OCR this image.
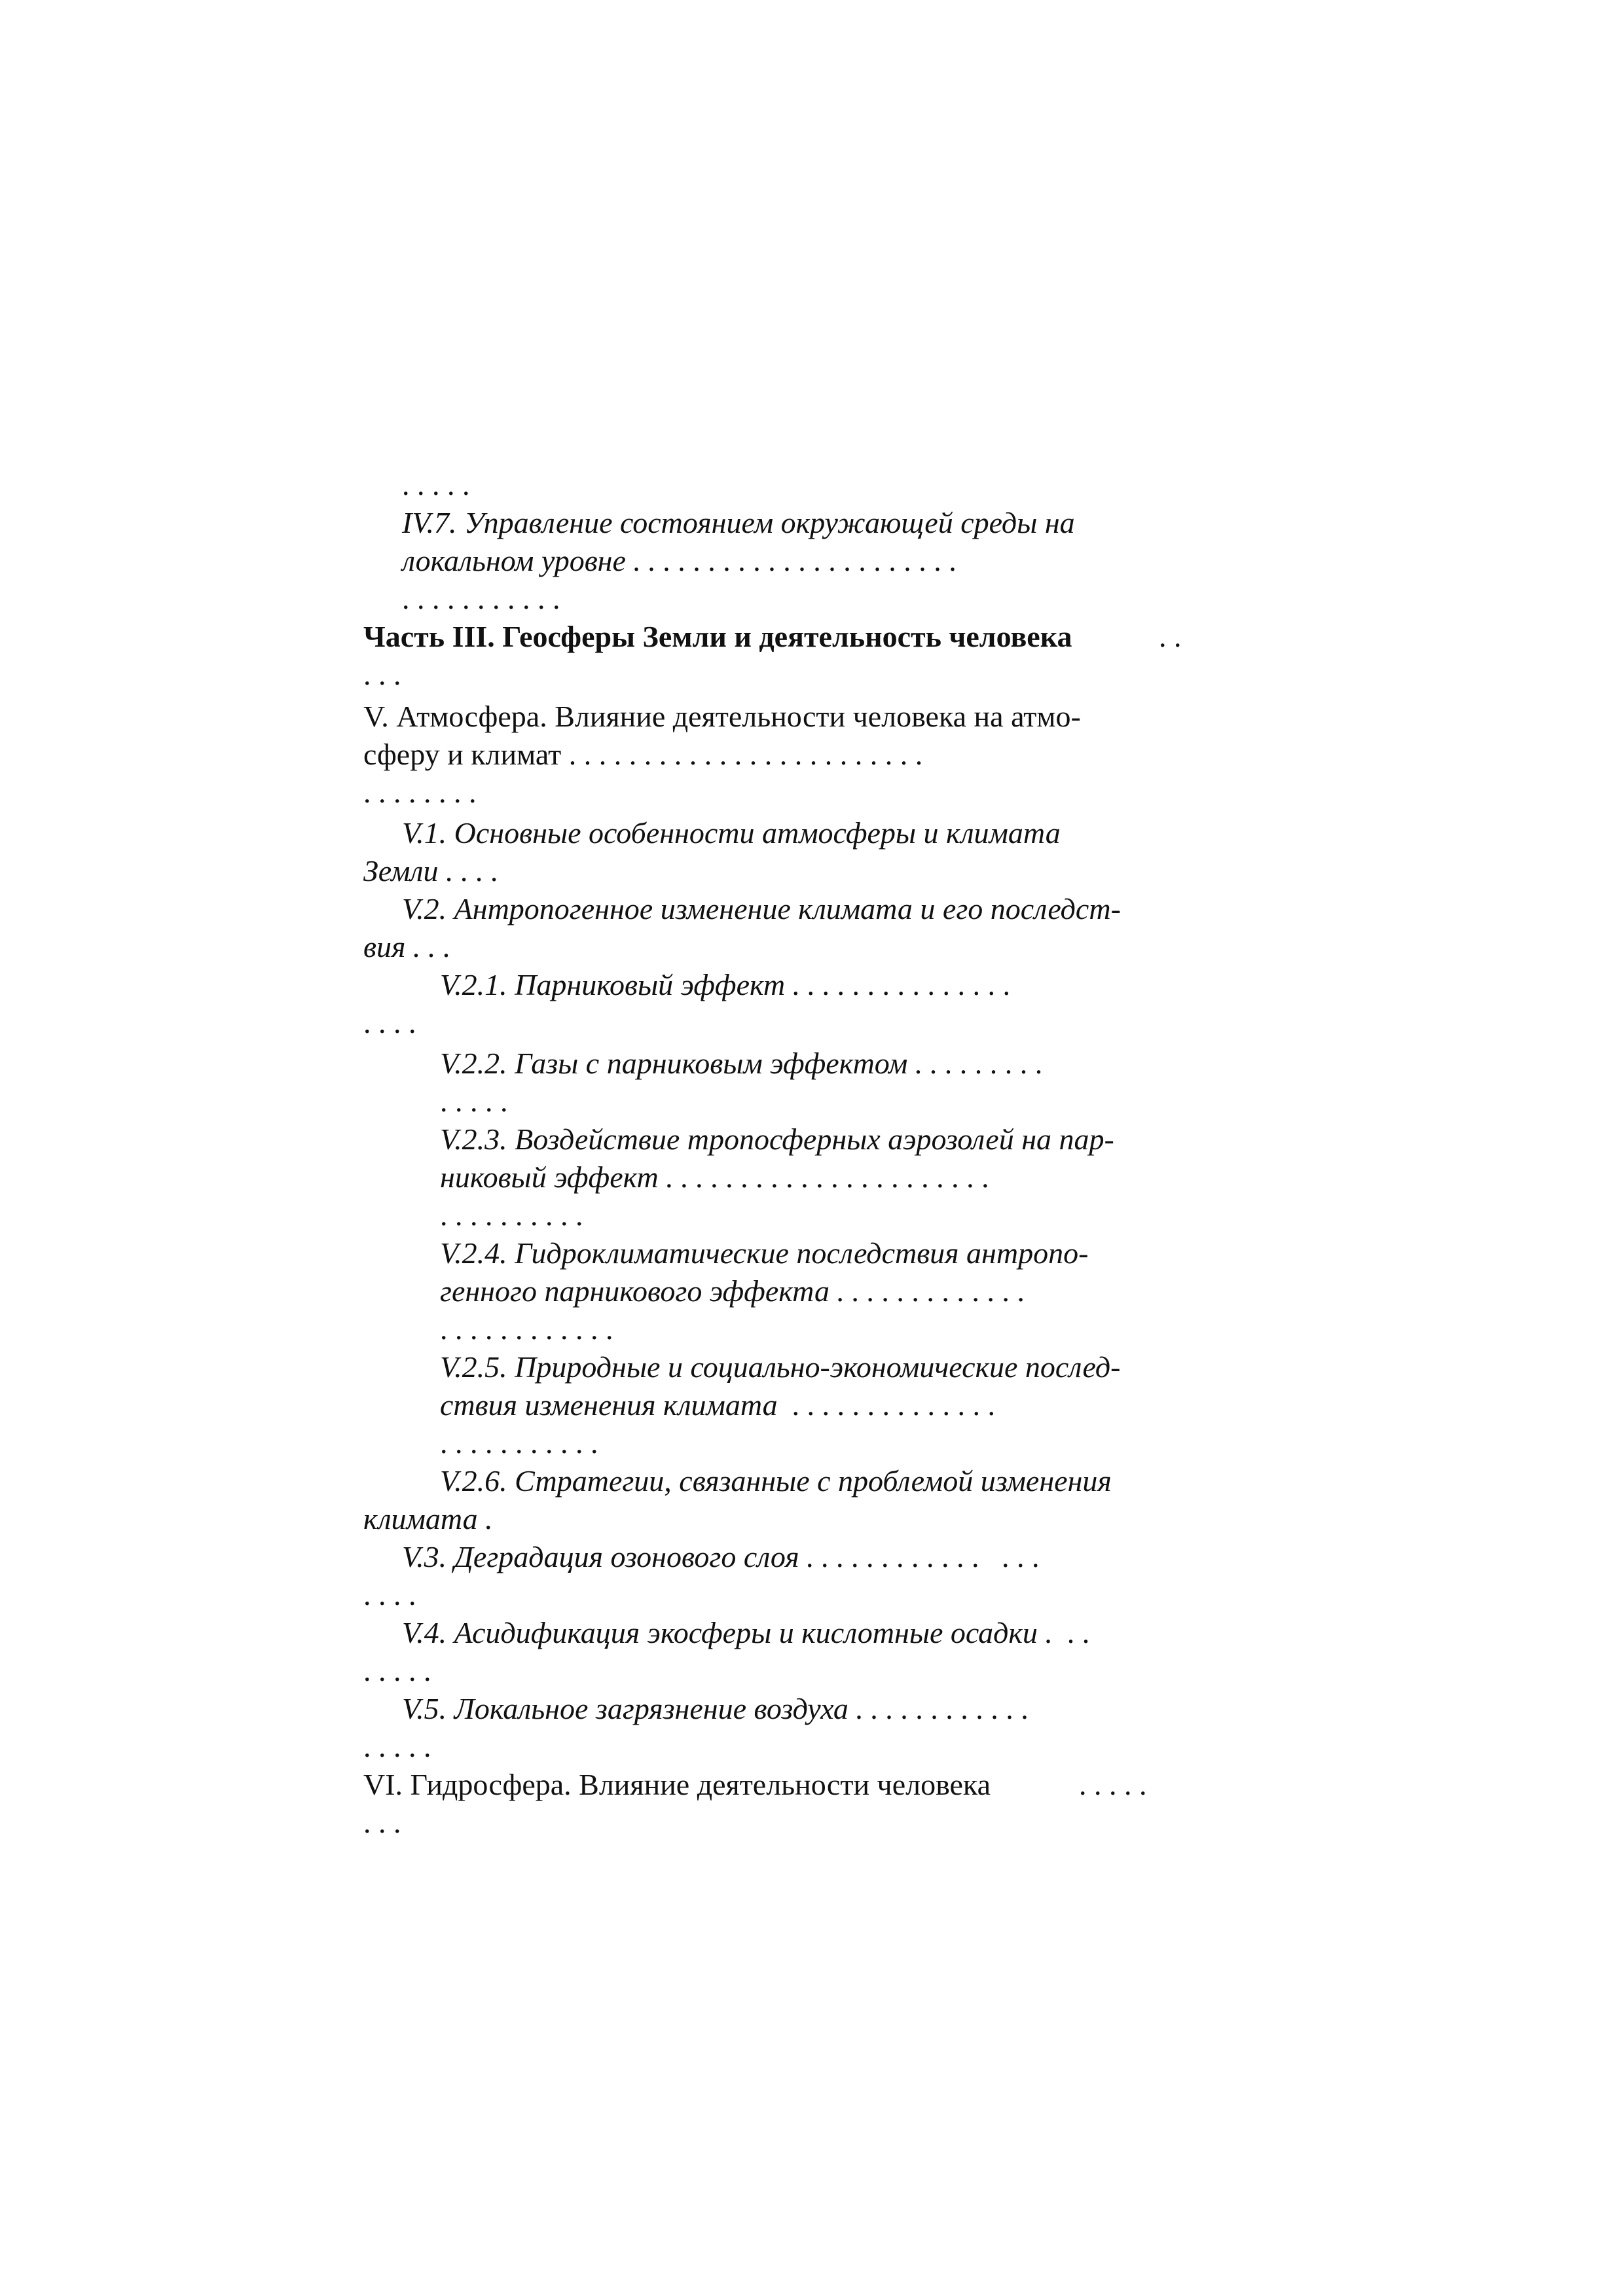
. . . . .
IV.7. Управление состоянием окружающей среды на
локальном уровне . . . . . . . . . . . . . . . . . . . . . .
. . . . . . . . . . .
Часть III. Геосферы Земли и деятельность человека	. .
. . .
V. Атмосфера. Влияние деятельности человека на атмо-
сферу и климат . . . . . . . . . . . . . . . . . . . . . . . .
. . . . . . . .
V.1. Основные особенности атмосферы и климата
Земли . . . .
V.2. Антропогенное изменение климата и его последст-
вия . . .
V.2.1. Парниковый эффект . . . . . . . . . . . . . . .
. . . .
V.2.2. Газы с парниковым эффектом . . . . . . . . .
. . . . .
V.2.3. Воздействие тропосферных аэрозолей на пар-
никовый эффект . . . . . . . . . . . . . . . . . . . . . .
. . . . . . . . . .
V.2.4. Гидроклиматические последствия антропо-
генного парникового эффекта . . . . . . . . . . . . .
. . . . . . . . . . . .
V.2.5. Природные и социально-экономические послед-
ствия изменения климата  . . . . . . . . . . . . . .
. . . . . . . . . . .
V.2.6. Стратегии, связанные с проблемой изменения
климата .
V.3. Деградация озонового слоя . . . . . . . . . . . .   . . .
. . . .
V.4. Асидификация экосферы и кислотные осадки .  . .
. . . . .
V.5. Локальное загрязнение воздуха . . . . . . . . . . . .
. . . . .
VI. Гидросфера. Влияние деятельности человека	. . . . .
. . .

#####

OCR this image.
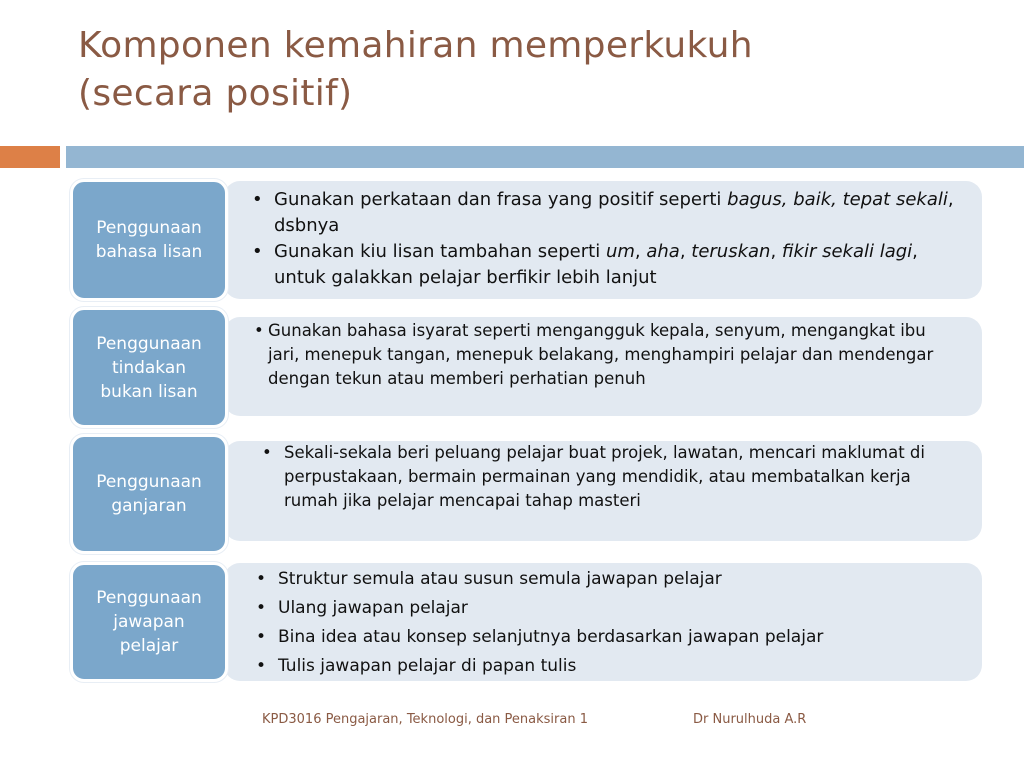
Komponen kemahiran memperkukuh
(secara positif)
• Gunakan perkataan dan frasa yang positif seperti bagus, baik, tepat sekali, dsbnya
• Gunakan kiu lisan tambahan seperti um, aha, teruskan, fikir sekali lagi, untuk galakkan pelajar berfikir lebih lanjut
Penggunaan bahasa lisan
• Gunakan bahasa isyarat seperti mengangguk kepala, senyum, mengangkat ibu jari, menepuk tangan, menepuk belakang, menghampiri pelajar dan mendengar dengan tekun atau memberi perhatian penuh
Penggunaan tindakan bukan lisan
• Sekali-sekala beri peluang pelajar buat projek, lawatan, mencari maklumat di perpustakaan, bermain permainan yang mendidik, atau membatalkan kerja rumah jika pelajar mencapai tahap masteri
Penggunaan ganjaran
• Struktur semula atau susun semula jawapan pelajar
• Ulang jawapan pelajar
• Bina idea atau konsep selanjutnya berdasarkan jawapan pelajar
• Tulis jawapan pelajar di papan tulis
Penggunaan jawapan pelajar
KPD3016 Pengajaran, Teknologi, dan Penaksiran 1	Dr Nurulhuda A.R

#####

Your objective: Look through the entries above; copy every line holding the string "изменения".

In response:
ствия изменения климата  . . . . . . . . . . . . . .
V.2.6. Стратегии, связанные с проблемой изменения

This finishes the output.